** DATA FOR THE TASK **

-- start --

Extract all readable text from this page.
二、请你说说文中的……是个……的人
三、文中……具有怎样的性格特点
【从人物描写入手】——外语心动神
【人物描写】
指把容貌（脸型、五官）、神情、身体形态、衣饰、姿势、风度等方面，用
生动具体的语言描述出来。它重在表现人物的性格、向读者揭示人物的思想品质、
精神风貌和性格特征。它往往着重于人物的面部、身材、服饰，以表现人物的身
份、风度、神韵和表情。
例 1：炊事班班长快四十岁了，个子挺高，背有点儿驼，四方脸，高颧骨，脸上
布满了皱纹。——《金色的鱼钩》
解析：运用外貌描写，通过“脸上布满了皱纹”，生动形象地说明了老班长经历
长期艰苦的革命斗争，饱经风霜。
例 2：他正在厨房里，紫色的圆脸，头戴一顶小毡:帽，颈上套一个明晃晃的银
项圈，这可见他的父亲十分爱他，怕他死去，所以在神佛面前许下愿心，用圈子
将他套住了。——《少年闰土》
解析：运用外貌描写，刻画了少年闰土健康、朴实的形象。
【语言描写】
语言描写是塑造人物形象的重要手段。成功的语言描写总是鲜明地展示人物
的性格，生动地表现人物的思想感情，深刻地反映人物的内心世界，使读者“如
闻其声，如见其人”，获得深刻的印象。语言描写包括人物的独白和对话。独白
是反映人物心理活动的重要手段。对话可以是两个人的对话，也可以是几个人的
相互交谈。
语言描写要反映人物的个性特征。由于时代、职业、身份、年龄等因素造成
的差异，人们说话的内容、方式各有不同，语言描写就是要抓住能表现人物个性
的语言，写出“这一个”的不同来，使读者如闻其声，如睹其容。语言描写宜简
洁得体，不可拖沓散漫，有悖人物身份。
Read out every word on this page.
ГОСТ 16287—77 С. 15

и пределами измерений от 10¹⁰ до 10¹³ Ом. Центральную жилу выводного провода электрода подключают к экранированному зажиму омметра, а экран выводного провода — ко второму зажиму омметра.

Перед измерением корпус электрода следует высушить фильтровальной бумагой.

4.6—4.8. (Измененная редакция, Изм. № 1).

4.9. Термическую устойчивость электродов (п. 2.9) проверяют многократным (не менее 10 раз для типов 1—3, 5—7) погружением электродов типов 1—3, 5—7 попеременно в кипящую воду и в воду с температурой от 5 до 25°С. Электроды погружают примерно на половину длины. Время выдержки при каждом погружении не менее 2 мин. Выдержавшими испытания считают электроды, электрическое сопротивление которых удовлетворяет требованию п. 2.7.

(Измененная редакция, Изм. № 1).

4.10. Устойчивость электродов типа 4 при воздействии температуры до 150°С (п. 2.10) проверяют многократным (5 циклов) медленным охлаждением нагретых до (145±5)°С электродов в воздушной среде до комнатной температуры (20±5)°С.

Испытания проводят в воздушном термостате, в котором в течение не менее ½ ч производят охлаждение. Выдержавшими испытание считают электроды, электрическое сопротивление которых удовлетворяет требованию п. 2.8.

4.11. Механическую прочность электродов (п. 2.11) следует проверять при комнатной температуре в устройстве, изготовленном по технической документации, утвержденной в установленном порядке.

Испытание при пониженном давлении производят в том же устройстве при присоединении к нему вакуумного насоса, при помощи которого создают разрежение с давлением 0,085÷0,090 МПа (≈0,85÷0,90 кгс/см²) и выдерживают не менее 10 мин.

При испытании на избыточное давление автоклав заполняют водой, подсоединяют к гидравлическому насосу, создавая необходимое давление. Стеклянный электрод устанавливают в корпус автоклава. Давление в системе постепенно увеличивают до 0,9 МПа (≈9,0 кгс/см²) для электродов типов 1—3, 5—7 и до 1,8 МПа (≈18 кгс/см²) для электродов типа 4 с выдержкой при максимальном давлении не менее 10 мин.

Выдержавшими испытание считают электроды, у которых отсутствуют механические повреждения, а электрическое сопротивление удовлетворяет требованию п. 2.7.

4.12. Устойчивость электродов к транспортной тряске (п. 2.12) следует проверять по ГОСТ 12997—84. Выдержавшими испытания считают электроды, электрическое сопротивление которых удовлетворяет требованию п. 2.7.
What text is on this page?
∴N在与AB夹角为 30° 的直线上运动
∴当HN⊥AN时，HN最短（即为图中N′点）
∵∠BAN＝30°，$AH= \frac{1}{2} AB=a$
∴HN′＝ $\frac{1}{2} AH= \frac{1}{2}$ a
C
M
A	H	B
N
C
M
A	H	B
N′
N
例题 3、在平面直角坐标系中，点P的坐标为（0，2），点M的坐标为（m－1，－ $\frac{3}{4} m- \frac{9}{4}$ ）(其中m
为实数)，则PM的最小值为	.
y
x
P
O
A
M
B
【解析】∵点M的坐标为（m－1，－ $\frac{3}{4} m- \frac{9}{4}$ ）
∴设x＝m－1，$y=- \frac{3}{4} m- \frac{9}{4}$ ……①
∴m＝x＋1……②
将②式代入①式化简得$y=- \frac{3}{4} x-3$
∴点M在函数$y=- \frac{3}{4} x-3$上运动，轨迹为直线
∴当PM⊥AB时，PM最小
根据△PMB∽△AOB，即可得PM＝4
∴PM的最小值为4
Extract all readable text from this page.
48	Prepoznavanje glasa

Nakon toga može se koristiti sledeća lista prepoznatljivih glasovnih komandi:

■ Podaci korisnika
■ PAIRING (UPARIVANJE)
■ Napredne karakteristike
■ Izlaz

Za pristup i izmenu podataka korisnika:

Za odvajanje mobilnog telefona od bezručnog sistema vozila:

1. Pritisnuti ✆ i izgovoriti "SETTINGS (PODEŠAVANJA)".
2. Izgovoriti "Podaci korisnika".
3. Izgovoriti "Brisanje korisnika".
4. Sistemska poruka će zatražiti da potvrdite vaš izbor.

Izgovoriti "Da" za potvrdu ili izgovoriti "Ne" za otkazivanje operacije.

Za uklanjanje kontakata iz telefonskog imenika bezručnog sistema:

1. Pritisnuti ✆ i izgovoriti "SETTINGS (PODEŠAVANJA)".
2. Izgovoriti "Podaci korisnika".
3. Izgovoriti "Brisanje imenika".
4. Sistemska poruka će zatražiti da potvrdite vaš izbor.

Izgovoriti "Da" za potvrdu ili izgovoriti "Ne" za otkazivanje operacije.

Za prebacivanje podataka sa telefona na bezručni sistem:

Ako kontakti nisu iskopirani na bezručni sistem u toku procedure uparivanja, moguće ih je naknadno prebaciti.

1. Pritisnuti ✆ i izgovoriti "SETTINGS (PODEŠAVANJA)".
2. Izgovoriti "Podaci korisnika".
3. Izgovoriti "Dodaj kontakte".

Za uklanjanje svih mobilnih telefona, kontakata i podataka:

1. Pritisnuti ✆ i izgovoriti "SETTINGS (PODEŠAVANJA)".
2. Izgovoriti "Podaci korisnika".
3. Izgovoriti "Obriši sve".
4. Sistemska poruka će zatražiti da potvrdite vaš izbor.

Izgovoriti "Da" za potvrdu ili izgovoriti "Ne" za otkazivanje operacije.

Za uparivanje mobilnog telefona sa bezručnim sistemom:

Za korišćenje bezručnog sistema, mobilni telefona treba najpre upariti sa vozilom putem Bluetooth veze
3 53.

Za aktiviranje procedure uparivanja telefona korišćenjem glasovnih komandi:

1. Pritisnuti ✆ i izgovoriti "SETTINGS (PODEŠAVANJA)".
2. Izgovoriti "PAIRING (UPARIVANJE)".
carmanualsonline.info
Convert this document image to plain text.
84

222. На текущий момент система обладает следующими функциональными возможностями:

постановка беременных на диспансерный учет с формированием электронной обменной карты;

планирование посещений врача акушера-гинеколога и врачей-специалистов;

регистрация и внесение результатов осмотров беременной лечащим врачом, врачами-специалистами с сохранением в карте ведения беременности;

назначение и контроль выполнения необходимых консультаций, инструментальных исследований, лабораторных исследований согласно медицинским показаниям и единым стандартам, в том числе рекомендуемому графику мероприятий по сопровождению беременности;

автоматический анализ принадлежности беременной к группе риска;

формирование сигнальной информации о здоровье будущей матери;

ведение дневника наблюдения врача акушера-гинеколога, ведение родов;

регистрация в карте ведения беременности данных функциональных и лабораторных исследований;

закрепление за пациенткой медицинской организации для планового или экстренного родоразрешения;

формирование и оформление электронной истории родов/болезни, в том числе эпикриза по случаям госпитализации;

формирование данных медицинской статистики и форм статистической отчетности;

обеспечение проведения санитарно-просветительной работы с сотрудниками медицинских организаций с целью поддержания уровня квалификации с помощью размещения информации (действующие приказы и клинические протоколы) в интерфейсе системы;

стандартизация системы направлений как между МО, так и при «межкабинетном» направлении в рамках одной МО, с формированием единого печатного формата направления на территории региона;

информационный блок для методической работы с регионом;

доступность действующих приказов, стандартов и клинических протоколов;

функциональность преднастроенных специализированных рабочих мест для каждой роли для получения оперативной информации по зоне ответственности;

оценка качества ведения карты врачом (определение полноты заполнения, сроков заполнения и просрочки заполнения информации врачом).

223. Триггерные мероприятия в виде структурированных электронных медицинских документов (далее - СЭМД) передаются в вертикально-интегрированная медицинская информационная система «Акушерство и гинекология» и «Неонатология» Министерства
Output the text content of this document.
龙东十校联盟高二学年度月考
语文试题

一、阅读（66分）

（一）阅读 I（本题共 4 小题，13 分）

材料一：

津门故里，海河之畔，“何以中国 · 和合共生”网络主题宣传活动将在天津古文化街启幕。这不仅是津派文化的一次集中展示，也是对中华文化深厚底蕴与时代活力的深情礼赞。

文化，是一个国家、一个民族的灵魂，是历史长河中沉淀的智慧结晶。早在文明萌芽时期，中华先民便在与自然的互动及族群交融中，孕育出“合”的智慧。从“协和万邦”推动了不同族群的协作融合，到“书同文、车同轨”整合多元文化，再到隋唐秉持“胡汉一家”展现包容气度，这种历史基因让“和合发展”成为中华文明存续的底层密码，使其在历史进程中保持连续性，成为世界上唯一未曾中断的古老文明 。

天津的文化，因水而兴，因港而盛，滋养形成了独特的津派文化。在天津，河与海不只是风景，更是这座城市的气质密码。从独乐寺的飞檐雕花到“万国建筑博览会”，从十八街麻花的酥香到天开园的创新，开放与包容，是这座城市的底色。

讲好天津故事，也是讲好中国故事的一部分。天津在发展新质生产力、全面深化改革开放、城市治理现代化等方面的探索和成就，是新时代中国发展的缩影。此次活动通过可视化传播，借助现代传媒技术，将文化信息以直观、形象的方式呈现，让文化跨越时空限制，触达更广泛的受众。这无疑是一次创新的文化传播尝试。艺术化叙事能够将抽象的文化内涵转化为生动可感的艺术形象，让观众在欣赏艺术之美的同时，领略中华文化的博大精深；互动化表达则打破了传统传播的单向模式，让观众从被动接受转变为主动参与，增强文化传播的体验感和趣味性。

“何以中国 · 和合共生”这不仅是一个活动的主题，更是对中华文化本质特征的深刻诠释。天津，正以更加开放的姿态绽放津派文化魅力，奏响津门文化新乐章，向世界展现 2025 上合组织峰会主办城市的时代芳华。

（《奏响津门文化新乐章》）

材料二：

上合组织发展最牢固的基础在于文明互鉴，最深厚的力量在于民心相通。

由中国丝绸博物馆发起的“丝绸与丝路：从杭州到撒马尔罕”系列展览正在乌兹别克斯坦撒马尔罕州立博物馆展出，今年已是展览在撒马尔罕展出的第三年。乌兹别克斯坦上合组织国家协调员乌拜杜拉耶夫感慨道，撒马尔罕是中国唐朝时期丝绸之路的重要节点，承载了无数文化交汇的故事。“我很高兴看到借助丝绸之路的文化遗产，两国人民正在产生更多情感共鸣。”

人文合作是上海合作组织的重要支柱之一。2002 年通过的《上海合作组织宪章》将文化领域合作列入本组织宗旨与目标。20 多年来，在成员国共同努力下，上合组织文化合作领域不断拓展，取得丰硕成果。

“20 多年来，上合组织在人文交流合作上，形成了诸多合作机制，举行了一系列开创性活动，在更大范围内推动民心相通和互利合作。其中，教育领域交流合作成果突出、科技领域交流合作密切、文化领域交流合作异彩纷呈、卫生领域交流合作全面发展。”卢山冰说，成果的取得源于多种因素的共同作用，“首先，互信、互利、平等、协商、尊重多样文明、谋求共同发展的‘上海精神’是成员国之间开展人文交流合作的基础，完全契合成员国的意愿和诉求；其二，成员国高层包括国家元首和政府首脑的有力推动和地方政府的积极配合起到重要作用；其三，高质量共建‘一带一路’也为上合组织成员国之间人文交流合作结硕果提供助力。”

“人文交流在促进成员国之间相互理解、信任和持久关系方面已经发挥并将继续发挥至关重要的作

-- end --

** WHAT THIS TASK INVOLVES **
Which lines hold the word "регистрация"? Return all of them from the records above.

** FINISHED TASK **
регистрация и внесение результатов осмотров беременной лечащим врачом, врачами-специалистами с сохранением в карте ведения беременности;
регистрация в карте ведения беременности данных функциональных и лабораторных исследований;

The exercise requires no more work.